> **GOAL**: Exclude the pictures, then copy all remaining records exactly.
-*-*-
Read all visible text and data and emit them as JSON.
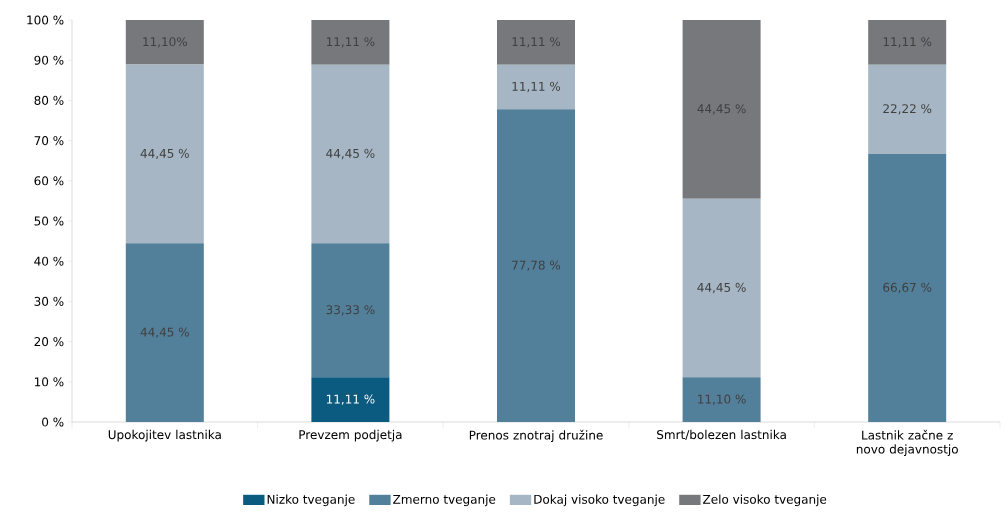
{
  "chart_data": {
    "type": "bar",
    "stacked": true,
    "legend": "bottom",
    "categories": [
      "Upokojitev lastnika",
      "Prevzem podjetja",
      "Prenos znotraj družine",
      "Smrt/bolezen lastnika",
      "Lastnik začne z novo dejavnostjo"
    ],
    "ylim": [
      0,
      100
    ],
    "yticks": [
      {
        "value": 0,
        "label": "0 %"
      },
      {
        "value": 10,
        "label": "10 %"
      },
      {
        "value": 20,
        "label": "20 %"
      },
      {
        "value": 30,
        "label": "30 %"
      },
      {
        "value": 40,
        "label": "40 %"
      },
      {
        "value": 50,
        "label": "50 %"
      },
      {
        "value": 60,
        "label": "60 %"
      },
      {
        "value": 70,
        "label": "70 %"
      },
      {
        "value": 80,
        "label": "80 %"
      },
      {
        "value": 90,
        "label": "90 %"
      },
      {
        "value": 100,
        "label": "100 %"
      }
    ],
    "series": [
      {
        "name": "Nizko tveganje",
        "color": "#0b5a80",
        "values": [
          0,
          11.11,
          0,
          0,
          0
        ],
        "value_labels": [
          null,
          "11,11 %",
          null,
          null,
          null
        ]
      },
      {
        "name": "Zmerno tveganje",
        "color": "#527f9a",
        "values": [
          44.45,
          33.33,
          77.78,
          11.1,
          66.67
        ],
        "value_labels": [
          "44,45 %",
          "33,33 %",
          "77,78 %",
          "11,10 %",
          "66,67 %"
        ]
      },
      {
        "name": "Dokaj visoko tveganje",
        "color": "#a6b6c4",
        "values": [
          44.45,
          44.45,
          11.11,
          44.45,
          22.22
        ],
        "value_labels": [
          "44,45 %",
          "44,45 %",
          "11,11 %",
          "44,45 %",
          "22,22 %"
        ]
      },
      {
        "name": "Zelo visoko tveganje",
        "color": "#77787b",
        "values": [
          11.1,
          11.11,
          11.11,
          44.45,
          11.11
        ],
        "value_labels": [
          "11,10%",
          "11,11 %",
          "11,11 %",
          "44,45 %",
          "11,11 %"
        ]
      }
    ]
  }
}
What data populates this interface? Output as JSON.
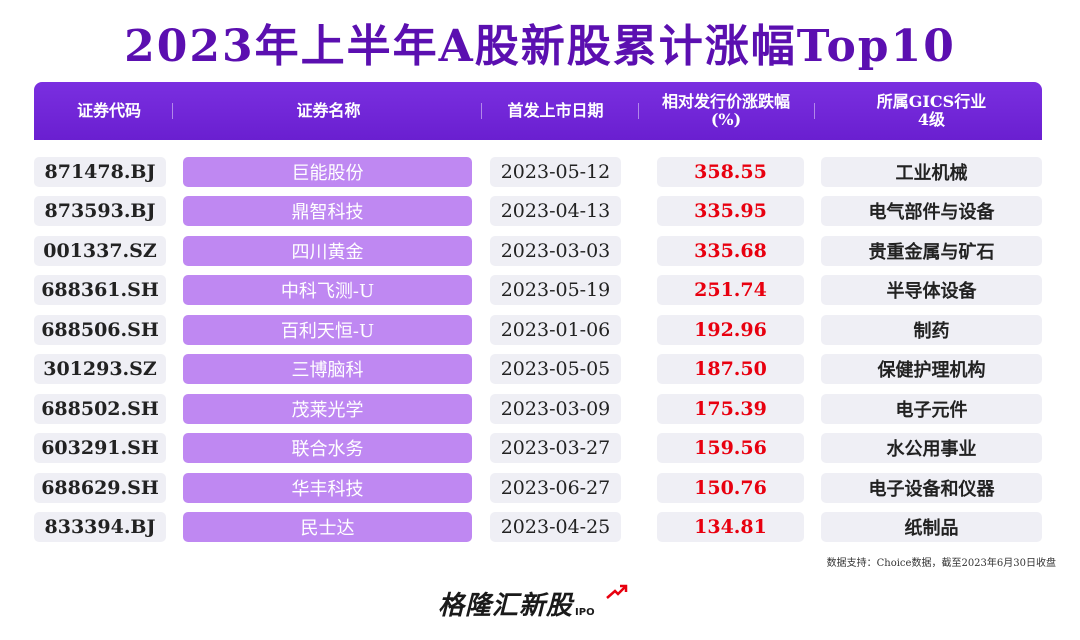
-*-*-
> **THE SOLUTION**:
Read all visible text and data and emit them as JSON.
{
  "chart_data": {
    "type": "bar",
    "stacked": true,
    "legend": "bottom",
    "categories": [
      "Upokojitev lastnika",
      "Prevzem podjetja",
      "Prenos znotraj družine",
      "Smrt/bolezen lastnika",
      "Lastnik začne z novo dejavnostjo"
    ],
    "ylim": [
      0,
      100
    ],
    "yticks": [
      {
        "value": 0,
        "label": "0 %"
      },
      {
        "value": 10,
        "label": "10 %"
      },
      {
        "value": 20,
        "label": "20 %"
      },
      {
        "value": 30,
        "label": "30 %"
      },
      {
        "value": 40,
        "label": "40 %"
      },
      {
        "value": 50,
        "label": "50 %"
      },
      {
        "value": 60,
        "label": "60 %"
      },
      {
        "value": 70,
        "label": "70 %"
      },
      {
        "value": 80,
        "label": "80 %"
      },
      {
        "value": 90,
        "label": "90 %"
      },
      {
        "value": 100,
        "label": "100 %"
      }
    ],
    "series": [
      {
        "name": "Nizko tveganje",
        "color": "#0b5a80",
        "values": [
          0,
          11.11,
          0,
          0,
          0
        ],
        "value_labels": [
          null,
          "11,11 %",
          null,
          null,
          null
        ]
      },
      {
        "name": "Zmerno tveganje",
        "color": "#527f9a",
        "values": [
          44.45,
          33.33,
          77.78,
          11.1,
          66.67
        ],
        "value_labels": [
          "44,45 %",
          "33,33 %",
          "77,78 %",
          "11,10 %",
          "66,67 %"
        ]
      },
      {
        "name": "Dokaj visoko tveganje",
        "color": "#a6b6c4",
        "values": [
          44.45,
          44.45,
          11.11,
          44.45,
          22.22
        ],
        "value_labels": [
          "44,45 %",
          "44,45 %",
          "11,11 %",
          "44,45 %",
          "22,22 %"
        ]
      },
      {
        "name": "Zelo visoko tveganje",
        "color": "#77787b",
        "values": [
          11.1,
          11.11,
          11.11,
          44.45,
          11.11
        ],
        "value_labels": [
          "11,10%",
          "11,11 %",
          "11,11 %",
          "44,45 %",
          "11,11 %"
        ]
      }
    ]
  }
}
What data populates this interface? Output as JSON.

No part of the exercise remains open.